• AIM OF THE EXERCISE
Copy every line that contains the string "this" from the entries below.
-- Begin PROVIDED RECORDS --
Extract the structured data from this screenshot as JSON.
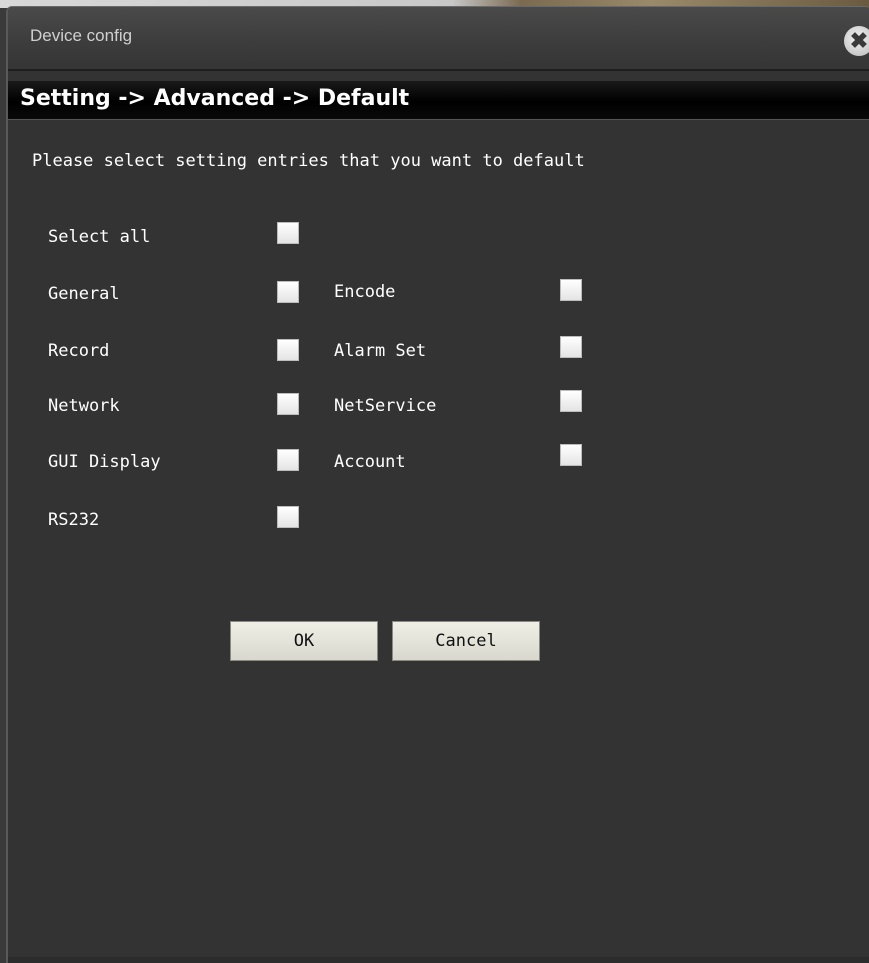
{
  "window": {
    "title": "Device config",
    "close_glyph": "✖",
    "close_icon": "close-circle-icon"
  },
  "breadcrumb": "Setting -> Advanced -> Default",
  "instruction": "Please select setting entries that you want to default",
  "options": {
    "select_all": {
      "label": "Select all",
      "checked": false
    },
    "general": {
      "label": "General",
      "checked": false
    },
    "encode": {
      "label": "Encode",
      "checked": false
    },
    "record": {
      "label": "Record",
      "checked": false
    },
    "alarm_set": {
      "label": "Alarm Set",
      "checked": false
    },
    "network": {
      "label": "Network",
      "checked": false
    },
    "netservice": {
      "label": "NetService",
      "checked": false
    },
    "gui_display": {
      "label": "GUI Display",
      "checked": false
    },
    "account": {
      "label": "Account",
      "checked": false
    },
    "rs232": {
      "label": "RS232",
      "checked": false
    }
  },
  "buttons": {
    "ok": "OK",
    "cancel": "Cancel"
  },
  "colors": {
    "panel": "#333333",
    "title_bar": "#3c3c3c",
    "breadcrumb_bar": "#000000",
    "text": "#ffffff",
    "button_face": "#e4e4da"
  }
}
-- End PROVIDED RECORDS --
-- Begin PROVIDED RECORDS --
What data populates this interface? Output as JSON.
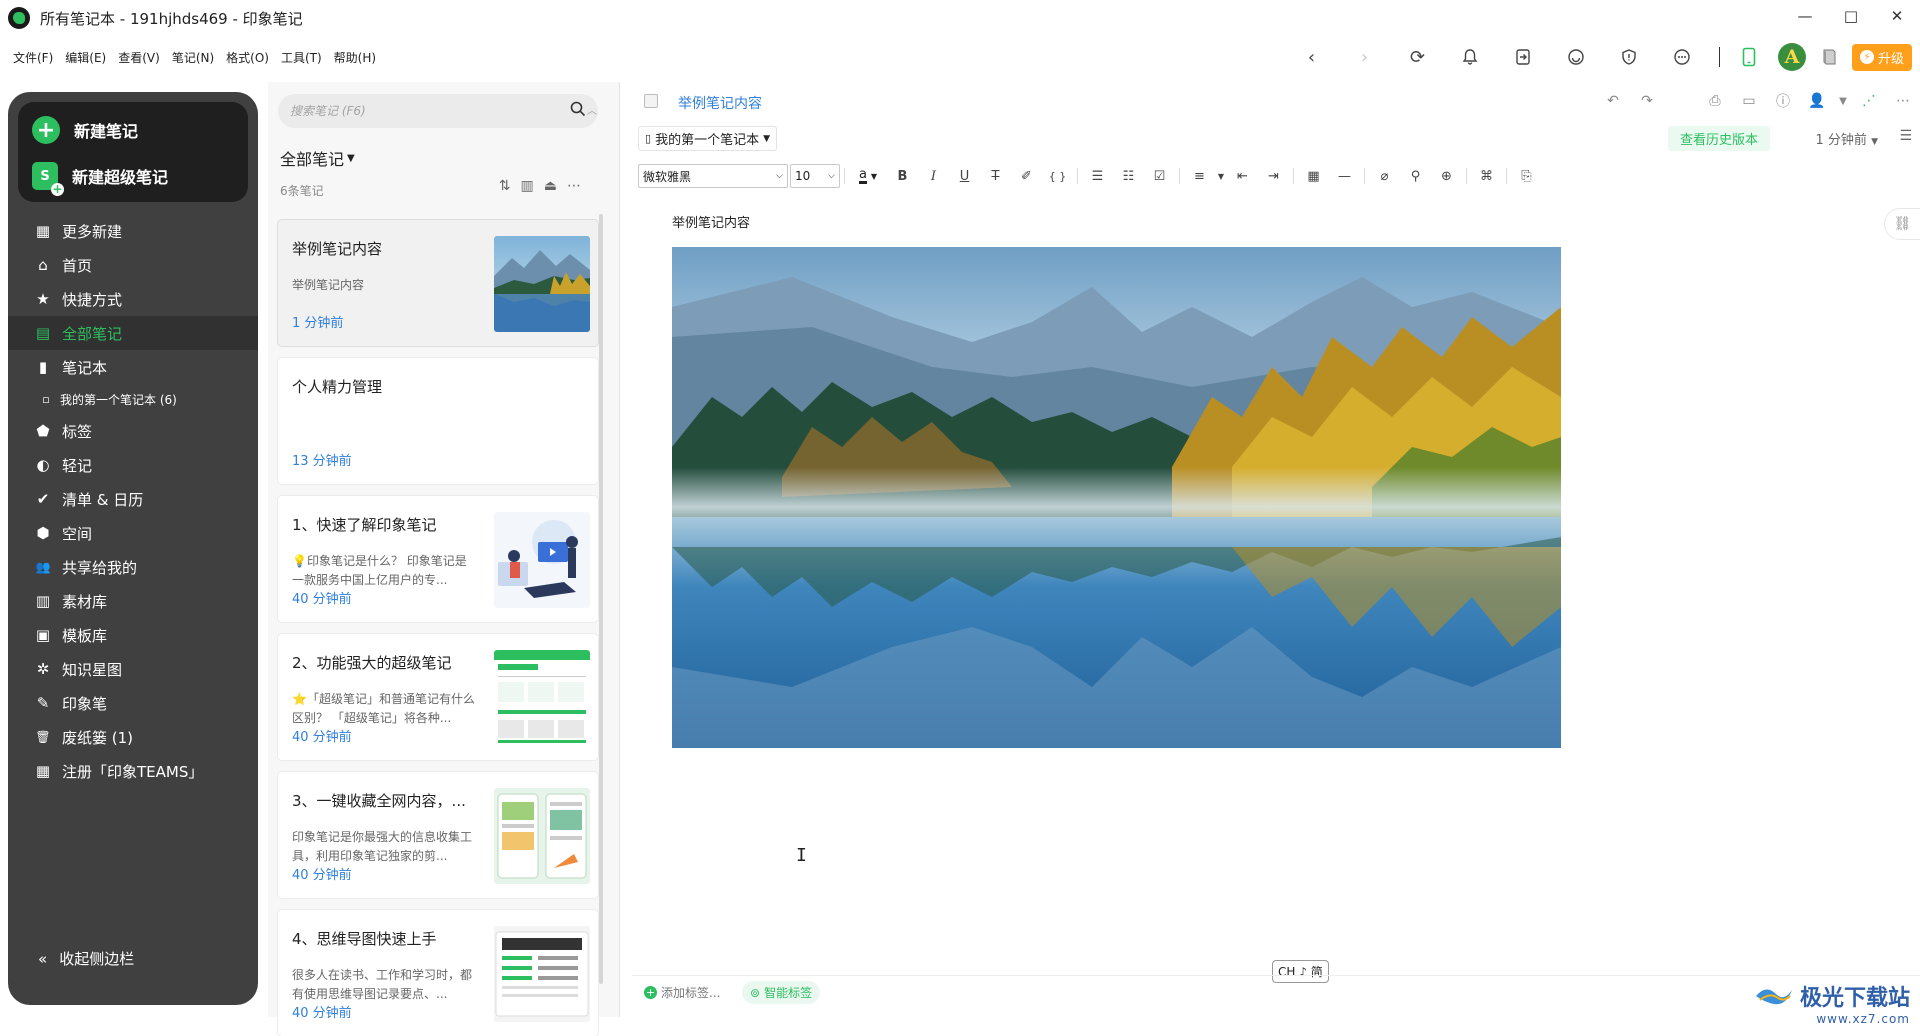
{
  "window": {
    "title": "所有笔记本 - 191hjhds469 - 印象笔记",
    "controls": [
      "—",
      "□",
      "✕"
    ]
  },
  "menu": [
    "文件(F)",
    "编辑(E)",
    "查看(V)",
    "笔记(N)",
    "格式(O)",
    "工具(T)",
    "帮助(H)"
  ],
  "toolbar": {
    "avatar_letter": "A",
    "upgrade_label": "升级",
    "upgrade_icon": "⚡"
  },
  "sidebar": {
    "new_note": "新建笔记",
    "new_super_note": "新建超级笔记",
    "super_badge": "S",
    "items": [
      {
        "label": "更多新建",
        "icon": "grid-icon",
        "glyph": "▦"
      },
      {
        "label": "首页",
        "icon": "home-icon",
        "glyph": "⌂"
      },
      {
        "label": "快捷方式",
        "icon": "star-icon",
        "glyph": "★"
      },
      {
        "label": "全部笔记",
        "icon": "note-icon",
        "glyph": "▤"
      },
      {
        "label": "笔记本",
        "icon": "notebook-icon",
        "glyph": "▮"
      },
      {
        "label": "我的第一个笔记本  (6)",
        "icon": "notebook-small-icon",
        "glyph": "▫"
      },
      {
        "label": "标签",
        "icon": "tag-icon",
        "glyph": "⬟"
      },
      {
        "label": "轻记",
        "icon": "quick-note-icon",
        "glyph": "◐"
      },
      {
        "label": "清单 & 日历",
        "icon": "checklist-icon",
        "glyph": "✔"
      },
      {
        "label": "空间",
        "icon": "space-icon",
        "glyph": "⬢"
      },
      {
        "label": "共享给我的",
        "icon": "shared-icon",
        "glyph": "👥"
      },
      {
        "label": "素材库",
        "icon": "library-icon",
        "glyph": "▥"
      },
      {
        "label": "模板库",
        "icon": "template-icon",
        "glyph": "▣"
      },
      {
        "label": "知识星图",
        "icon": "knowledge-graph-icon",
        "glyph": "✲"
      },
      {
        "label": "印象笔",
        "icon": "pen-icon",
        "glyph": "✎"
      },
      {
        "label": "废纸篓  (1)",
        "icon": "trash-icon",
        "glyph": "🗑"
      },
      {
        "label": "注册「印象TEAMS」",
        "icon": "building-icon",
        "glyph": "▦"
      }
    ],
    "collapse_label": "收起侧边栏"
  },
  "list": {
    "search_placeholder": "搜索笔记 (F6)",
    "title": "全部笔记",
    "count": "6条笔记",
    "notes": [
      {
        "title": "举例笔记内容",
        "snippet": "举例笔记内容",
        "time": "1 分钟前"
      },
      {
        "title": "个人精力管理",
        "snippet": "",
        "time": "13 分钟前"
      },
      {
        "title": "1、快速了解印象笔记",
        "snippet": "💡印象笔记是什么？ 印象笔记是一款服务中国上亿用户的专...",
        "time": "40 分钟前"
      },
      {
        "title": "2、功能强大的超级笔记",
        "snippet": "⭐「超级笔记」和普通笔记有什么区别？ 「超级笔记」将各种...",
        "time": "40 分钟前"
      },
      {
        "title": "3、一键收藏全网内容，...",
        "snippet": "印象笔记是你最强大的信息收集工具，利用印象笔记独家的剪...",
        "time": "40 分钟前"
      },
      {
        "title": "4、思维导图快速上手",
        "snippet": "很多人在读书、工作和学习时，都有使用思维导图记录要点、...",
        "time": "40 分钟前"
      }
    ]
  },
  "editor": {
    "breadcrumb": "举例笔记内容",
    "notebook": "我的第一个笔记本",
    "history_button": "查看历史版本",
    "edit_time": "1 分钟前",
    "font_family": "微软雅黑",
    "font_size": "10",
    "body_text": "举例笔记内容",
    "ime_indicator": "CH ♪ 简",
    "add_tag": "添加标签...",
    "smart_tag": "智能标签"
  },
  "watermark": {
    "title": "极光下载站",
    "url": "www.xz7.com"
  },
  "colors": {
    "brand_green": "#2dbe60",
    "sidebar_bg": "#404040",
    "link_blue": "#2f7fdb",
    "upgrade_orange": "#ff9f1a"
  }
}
-- End PROVIDED RECORDS --
• TASK OUTPUT
Extract the structured data from this screenshot as JSON.
What data populates this interface? Output as JSON.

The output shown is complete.